Но эта чудодейственная голова никогда не свихивается. Кампания 1759 г. еще раз доказывает, что великий полководец не тот, кто не проиграл ни одной битвы, а кто при тягчайших неуспехах не отчаивается и умеет не дать неприятелю воспользоваться плодами побед.

Тринадцать дней, проведенные в фюрстенвальдском лагере, не были потеряны даром: если по мере отдаления рокового 12 августа союзники все более и более растрачивали впустую время и упускали плоды своего триумфа, то у Фридриха II уже накапливались новые силы для реванша.

30 августа король сообщает Финкенштейну неожиданную и радостную новость об уходе австрийцев в Лузацию: «Я полагал, что они пойдут на Берлин, а они двинулись в противоположном направлении». 1 сентября разделение русских и австрийцев казалось уже совершившимся, и Фридрих с восторгом пишет принцу Генриху: «Возглашаю вам о чуде, осенившем Бранденбургский дом».

Действительно, чудо, которое одно только и могло спасти его, совершилось. Фельдмаршалу Дауну и Конференции удалось остановить натиск русских орлов, устремившихся к Берлину. Победоносная армия, опутанная невидимыми узами, подчиняясь зловещим чарам, оставалась недвижимой в своем лагере у Либерозе.

- **ЗАДАНИЕ 1**: Перепишите отрывок о кампании 1759 года от слов «Действительно, чудо, которое» до слов «лагере у Либерозе.» включительно, заменив «орлов» на «полков».

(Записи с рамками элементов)
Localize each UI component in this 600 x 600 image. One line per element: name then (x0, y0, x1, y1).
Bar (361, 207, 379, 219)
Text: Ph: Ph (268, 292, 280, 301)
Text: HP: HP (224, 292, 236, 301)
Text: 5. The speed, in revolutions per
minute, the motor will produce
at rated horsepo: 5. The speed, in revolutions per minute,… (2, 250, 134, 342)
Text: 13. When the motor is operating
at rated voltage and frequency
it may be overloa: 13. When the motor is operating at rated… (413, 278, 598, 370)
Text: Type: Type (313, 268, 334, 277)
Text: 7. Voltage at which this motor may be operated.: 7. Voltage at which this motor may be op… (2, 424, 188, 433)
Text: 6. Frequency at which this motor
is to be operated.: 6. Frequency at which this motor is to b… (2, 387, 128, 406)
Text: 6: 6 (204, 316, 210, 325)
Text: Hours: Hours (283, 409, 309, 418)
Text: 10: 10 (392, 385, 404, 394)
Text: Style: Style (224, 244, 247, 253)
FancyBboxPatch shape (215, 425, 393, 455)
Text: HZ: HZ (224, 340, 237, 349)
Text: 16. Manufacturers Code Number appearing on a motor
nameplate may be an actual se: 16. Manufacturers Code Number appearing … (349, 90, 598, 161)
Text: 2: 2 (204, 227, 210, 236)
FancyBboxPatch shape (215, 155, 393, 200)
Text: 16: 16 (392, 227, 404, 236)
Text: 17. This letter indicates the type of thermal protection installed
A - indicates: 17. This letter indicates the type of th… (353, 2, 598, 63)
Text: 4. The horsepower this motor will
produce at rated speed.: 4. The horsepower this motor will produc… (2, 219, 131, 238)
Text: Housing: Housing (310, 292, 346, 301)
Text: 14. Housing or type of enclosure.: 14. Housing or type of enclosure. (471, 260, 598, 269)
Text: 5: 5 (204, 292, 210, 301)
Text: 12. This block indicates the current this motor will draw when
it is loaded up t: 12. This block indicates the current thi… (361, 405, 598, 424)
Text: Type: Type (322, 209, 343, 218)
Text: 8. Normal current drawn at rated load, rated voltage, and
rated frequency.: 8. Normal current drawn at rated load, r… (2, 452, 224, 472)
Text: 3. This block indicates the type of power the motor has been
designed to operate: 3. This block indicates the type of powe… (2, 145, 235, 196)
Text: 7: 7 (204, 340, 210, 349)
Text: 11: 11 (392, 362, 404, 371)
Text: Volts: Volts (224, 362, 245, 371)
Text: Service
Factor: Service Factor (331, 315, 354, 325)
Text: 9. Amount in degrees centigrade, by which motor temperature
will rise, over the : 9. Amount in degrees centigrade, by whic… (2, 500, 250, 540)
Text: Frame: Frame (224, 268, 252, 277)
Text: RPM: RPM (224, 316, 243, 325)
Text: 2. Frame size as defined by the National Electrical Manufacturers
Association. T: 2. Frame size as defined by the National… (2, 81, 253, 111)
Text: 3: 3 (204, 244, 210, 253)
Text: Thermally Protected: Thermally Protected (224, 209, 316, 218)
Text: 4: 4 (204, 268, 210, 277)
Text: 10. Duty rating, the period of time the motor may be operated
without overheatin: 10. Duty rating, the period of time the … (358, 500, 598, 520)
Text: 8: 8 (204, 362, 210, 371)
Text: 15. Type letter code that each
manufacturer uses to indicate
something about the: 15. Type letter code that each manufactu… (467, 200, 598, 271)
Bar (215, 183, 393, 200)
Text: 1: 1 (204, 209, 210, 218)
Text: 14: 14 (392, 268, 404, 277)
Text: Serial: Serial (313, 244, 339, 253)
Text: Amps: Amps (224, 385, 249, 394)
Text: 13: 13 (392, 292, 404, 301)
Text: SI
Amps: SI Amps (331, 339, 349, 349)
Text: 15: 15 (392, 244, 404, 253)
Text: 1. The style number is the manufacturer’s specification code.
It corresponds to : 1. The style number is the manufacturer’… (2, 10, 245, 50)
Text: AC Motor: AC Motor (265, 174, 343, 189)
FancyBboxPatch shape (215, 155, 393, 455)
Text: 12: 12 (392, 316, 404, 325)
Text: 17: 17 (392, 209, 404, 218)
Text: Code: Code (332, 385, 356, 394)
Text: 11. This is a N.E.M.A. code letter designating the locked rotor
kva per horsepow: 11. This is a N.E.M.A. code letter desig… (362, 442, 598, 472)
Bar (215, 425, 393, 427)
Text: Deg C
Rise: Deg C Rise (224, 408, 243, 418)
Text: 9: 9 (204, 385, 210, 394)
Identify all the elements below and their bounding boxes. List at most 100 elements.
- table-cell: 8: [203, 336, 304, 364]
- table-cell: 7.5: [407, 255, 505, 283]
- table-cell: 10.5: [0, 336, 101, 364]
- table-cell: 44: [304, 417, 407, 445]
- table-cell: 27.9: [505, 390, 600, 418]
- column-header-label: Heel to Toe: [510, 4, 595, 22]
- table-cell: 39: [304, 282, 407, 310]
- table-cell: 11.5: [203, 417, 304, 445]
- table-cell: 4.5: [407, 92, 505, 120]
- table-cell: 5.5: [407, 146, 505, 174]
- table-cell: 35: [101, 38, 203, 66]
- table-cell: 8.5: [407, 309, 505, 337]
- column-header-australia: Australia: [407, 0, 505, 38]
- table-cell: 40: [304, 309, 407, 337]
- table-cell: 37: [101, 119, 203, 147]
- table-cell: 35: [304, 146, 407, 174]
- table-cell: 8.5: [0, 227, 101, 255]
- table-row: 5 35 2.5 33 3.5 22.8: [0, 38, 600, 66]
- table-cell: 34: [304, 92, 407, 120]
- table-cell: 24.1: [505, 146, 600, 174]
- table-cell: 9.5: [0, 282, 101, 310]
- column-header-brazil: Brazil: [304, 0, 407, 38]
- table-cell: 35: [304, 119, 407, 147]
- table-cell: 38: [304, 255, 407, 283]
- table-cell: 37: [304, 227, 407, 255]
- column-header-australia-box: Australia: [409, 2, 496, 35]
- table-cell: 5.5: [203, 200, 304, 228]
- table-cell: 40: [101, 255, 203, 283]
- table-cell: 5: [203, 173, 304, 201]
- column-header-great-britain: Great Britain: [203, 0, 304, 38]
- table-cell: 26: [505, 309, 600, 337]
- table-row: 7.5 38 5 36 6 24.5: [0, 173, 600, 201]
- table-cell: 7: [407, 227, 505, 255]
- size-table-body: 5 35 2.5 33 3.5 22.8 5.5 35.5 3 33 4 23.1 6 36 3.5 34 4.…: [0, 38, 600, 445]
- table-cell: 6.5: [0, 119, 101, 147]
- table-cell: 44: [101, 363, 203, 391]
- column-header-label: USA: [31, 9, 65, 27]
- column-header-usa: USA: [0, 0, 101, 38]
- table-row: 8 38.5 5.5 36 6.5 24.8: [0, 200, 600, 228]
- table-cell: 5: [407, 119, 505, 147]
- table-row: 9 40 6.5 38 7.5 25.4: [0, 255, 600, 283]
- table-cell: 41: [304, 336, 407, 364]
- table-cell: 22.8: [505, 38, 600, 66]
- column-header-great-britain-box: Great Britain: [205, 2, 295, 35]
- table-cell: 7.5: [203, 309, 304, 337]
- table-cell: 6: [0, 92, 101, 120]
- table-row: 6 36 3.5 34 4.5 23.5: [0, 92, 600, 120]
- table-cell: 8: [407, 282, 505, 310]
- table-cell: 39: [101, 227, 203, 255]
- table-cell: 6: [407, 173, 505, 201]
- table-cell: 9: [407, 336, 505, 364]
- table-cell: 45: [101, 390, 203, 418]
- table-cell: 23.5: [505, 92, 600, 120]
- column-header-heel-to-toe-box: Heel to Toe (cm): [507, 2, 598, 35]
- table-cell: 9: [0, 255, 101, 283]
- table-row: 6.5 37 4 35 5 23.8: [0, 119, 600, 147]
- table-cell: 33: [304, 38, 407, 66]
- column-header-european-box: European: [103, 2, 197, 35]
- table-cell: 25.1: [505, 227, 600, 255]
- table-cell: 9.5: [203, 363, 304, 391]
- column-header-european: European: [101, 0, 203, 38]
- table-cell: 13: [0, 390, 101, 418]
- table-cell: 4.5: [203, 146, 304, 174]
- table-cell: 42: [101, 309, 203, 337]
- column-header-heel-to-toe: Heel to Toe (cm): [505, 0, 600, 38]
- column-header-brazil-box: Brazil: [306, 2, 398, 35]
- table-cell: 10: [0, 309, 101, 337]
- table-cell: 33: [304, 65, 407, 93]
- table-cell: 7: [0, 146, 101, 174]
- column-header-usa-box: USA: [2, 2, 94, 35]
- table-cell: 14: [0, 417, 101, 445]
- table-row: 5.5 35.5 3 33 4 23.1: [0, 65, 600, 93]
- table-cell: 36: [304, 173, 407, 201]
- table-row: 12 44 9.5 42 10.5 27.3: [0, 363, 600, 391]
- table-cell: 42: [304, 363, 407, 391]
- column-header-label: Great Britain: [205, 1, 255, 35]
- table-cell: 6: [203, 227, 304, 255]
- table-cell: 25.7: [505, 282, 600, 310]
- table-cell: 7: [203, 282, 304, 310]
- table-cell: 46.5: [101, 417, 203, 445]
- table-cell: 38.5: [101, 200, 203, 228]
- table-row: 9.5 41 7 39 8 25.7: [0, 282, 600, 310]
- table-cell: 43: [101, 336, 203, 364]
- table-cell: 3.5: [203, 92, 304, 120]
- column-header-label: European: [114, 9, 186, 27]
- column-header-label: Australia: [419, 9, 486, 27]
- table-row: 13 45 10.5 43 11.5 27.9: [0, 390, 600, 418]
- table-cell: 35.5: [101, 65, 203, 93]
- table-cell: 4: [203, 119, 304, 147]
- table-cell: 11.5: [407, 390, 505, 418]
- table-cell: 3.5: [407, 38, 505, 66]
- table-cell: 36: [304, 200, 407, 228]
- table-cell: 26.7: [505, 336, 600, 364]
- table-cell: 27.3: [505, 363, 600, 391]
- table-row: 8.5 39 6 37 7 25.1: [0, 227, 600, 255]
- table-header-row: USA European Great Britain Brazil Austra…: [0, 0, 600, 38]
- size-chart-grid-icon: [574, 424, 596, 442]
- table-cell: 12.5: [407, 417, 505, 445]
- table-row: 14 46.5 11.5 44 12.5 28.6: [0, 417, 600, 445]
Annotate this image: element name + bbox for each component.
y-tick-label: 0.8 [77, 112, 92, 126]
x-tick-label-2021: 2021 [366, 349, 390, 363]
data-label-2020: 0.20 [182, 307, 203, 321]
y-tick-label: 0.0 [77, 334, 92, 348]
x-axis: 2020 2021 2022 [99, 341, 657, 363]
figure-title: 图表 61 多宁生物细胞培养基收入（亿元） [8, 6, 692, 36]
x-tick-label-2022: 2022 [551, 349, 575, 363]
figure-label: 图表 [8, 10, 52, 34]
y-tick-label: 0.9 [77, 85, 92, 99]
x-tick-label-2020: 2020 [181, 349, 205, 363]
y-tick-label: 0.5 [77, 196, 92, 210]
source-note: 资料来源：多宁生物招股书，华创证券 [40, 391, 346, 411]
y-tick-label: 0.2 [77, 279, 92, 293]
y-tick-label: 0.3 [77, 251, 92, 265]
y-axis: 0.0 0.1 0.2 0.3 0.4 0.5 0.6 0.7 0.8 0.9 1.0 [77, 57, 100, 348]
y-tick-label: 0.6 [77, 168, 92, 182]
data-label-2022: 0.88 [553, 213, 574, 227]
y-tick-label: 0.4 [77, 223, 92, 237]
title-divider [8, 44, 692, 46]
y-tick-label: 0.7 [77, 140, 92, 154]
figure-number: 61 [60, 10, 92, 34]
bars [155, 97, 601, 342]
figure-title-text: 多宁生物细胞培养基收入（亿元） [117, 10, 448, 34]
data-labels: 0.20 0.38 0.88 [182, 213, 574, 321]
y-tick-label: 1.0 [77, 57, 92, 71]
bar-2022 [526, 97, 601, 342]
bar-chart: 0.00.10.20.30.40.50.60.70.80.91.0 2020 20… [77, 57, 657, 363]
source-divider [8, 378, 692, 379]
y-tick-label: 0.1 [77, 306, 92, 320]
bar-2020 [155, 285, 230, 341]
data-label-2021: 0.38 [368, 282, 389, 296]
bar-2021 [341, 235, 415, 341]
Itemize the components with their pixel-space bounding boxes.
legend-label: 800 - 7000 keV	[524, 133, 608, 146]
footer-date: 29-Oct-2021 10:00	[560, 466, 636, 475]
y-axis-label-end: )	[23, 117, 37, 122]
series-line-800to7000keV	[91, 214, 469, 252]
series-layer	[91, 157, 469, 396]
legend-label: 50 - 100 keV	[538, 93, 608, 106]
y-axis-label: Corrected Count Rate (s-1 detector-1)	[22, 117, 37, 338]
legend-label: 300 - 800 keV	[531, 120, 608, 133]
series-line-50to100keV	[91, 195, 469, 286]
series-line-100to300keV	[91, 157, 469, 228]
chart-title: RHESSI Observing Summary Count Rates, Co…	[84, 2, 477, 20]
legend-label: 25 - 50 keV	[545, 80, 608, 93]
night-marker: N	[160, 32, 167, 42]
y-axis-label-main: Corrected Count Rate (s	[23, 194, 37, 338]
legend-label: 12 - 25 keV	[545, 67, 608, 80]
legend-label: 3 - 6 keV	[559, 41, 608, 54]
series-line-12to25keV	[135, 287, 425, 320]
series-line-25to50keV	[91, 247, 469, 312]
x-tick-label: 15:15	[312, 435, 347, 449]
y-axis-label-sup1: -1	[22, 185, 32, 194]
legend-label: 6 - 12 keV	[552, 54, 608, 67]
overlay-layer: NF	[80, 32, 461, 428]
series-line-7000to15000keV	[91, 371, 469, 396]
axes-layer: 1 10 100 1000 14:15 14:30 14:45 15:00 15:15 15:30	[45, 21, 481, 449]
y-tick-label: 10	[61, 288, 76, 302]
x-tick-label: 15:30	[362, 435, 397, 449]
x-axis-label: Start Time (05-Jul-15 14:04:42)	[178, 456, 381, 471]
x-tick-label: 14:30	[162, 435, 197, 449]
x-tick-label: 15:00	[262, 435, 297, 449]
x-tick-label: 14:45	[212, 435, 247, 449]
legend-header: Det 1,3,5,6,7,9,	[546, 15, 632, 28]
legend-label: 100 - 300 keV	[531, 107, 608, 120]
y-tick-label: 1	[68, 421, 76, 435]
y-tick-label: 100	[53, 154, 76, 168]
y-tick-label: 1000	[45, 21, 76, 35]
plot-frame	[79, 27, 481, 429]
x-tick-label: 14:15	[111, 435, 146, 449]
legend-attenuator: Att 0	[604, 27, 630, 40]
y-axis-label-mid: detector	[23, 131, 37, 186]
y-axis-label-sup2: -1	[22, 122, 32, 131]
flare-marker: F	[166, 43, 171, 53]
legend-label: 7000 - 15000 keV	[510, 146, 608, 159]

- **ЗАДАНИЕ 2**: Оформите в виде нумерованного списка строки записей от начала записей до строки, содержащей «Text: 16: 16 (392, 227, 404, 236)», включительно, пропустив пустые строки.

- **ИТОГОВЫЙ ОТВЕТ 1**:
Действительно, чудо, которое одно только и могло спасти его, совершилось. Фельдмаршалу Дауну и Конференции удалось остановить натиск русских полков, устремившихся к Берлину. Победоносная армия, опутанная невидимыми узами, подчиняясь зловещим чарам, оставалась недвижимой в своем лагере у Либерозе.

- **ИТОГОВЫЙ ОТВЕТ 2**:
1. Localize each UI component in this 600 x 600 image. One line per element: name then (x0, y0, x1, y1).
2. Bar (361, 207, 379, 219)
3. Text: Ph: Ph (268, 292, 280, 301)
4. Text: HP: HP (224, 292, 236, 301)
5. Text: 5. The speed, in revolutions per
6. minute, the motor will produce
7. at rated horsepo: 5. The speed, in revolutions per minute,… (2, 250, 134, 342)
8. Text: 13. When the motor is operating
9. at rated voltage and frequency
10. it may be overloa: 13. When the motor is operating at rated… (413, 278, 598, 370)
11. Text: Type: Type (313, 268, 334, 277)
12. Text: 7. Voltage at which this motor may be operated.: 7. Voltage at which this motor may be op… (2, 424, 188, 433)
13. Text: 6. Frequency at which this motor
14. is to be operated.: 6. Frequency at which this motor is to b… (2, 387, 128, 406)
15. Text: 6: 6 (204, 316, 210, 325)
16. Text: Hours: Hours (283, 409, 309, 418)
17. Text: 10: 10 (392, 385, 404, 394)
18. Text: Style: Style (224, 244, 247, 253)
19. FancyBboxPatch shape (215, 425, 393, 455)
20. Text: HZ: HZ (224, 340, 237, 349)
21. Text: 16. Manufacturers Code Number appearing on a motor
22. nameplate may be an actual se: 16. Manufacturers Code Number appearing … (349, 90, 598, 161)
23. Text: 2: 2 (204, 227, 210, 236)
24. FancyBboxPatch shape (215, 155, 393, 200)
25. Text: 16: 16 (392, 227, 404, 236)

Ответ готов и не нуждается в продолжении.